/---

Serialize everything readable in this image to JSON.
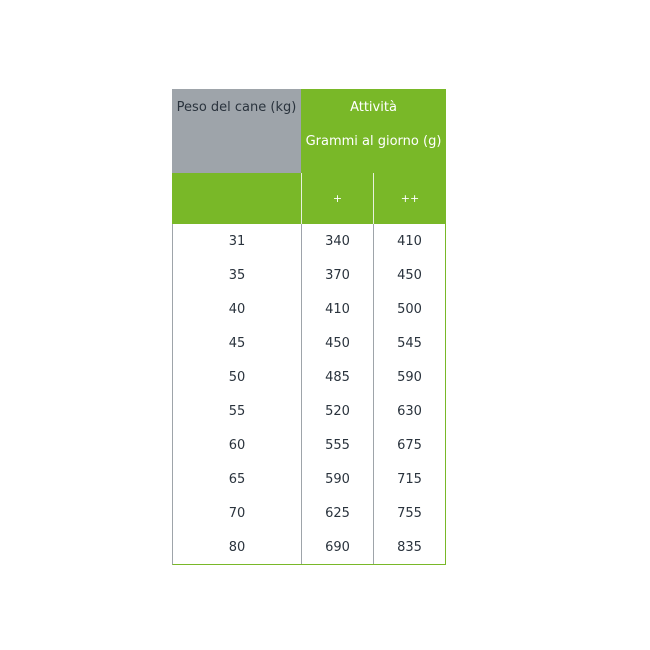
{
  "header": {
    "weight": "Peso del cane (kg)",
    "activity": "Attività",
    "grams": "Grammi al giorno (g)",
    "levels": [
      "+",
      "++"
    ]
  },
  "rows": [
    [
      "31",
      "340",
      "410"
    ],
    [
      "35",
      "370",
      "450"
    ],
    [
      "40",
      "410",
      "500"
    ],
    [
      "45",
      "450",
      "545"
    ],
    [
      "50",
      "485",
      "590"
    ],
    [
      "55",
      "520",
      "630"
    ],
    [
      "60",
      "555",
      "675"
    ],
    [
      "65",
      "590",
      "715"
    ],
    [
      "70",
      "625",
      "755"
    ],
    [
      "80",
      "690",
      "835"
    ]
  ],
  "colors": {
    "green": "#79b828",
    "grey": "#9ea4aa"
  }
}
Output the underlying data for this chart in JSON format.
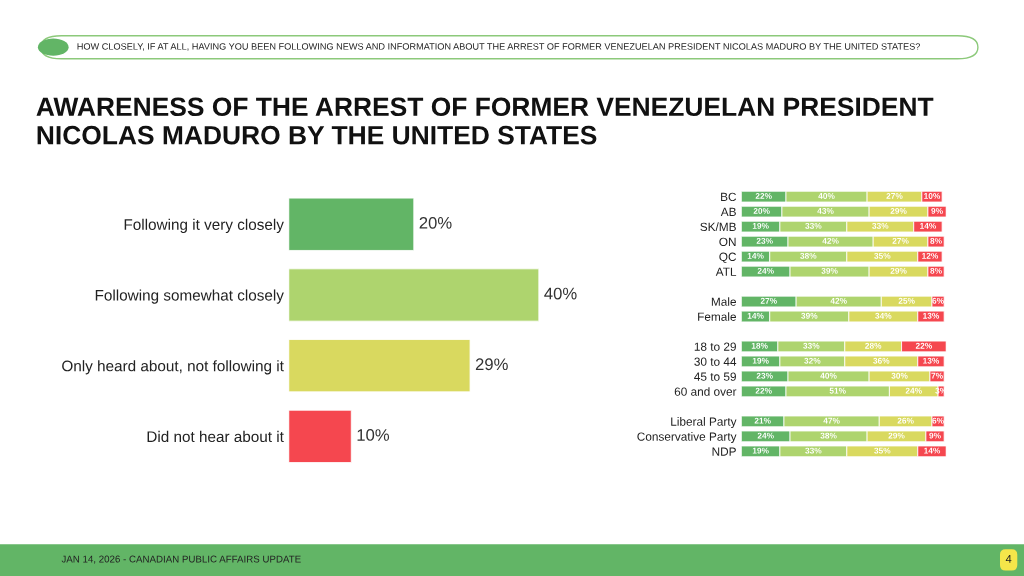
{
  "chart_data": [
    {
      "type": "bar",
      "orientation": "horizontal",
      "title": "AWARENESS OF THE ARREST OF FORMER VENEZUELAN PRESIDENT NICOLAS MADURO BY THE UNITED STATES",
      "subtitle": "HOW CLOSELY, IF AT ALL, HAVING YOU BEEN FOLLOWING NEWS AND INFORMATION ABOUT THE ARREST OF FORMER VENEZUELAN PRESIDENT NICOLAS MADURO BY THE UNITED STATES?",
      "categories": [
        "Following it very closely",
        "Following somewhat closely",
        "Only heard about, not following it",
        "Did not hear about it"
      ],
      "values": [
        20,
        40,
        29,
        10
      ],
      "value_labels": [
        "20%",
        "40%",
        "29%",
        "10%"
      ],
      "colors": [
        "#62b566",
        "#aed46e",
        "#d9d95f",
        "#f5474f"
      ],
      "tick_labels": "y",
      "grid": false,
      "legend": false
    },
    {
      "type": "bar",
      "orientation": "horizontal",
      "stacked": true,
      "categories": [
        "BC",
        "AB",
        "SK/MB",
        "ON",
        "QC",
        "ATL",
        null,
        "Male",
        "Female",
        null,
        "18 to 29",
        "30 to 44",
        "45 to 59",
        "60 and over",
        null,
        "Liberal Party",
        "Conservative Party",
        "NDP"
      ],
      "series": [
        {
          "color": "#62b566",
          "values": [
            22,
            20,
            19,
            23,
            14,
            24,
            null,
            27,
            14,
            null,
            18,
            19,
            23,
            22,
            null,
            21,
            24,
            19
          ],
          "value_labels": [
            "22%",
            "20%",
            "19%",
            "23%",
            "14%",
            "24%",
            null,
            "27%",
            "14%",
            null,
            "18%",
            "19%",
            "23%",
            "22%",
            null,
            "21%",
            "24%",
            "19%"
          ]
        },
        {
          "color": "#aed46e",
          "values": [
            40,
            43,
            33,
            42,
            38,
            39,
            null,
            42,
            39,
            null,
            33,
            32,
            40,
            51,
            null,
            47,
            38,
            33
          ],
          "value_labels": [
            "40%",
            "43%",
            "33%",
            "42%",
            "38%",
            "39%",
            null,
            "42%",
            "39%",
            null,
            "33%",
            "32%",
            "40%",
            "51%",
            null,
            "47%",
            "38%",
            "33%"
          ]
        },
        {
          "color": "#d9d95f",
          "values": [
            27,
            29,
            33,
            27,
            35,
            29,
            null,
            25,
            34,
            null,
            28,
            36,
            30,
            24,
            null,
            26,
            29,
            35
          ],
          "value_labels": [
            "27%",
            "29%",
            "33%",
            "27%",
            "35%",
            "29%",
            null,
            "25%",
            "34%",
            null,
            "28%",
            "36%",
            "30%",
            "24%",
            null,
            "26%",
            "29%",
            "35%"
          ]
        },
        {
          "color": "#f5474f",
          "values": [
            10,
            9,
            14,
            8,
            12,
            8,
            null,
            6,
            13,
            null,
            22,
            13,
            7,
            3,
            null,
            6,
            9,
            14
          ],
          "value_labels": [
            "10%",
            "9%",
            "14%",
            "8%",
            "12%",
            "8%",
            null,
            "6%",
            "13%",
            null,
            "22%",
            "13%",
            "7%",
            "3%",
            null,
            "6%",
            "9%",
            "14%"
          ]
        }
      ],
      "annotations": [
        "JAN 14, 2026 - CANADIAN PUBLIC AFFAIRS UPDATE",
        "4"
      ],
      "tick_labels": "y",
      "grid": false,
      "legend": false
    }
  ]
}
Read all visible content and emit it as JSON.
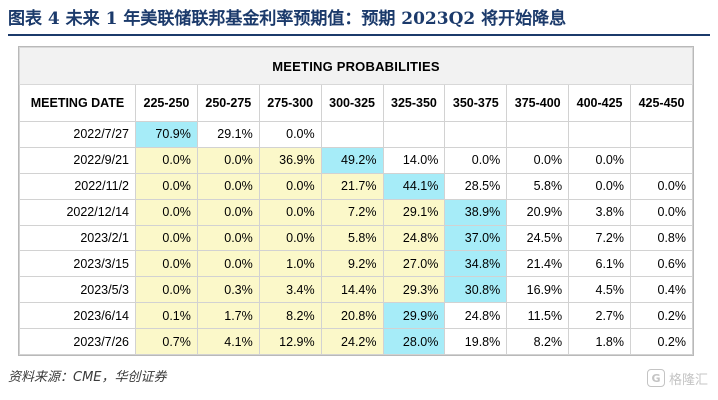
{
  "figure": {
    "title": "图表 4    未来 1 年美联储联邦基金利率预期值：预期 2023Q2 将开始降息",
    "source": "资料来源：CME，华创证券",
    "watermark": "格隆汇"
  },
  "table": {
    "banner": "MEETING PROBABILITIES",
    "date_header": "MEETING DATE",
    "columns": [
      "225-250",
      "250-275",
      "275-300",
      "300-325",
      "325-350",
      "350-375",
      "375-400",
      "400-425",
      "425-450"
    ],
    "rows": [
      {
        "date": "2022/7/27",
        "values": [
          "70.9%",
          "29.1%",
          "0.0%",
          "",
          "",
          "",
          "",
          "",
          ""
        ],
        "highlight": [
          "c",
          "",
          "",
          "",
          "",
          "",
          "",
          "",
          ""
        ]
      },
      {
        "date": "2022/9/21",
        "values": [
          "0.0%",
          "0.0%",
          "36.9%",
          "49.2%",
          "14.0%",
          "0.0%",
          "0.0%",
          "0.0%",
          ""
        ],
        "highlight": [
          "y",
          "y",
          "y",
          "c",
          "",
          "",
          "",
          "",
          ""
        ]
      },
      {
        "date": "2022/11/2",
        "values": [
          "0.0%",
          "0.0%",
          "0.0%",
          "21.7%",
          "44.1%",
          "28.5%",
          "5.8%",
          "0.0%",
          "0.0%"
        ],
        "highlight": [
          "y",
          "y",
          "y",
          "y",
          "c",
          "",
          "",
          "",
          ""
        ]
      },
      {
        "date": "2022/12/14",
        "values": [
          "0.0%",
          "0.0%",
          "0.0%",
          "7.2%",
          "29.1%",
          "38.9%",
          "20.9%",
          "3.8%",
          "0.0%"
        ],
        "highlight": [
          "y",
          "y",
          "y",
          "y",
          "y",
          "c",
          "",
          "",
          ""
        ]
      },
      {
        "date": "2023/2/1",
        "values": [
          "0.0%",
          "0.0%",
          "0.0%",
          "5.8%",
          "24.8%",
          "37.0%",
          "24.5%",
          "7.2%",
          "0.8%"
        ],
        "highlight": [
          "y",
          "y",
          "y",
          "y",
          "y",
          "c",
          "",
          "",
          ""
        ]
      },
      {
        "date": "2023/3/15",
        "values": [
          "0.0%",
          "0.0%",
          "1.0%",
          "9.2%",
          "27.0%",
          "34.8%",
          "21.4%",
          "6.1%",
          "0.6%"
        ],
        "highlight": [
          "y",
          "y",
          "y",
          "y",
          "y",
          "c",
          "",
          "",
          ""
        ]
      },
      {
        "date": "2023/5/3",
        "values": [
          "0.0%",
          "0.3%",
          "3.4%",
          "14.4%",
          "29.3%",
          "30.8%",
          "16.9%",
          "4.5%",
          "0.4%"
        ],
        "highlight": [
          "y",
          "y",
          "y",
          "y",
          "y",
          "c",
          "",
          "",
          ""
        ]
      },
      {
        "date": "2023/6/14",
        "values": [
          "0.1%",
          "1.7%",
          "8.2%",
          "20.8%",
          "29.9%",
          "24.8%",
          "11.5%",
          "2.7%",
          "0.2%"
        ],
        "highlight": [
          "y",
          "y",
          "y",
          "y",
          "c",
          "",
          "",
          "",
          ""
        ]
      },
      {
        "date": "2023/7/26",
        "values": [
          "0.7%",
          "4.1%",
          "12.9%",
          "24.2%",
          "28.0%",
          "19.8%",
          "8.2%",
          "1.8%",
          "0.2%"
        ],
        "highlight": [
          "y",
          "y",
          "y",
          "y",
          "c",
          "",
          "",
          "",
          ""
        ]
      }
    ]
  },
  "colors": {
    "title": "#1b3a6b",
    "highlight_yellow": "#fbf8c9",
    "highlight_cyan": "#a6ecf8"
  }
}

\---

Return every line containing "JSON".

Serialize everything readable in this image to JSON.
Output the underlying data for this chart in JSON format.
Read all visible content and emit it as JSON.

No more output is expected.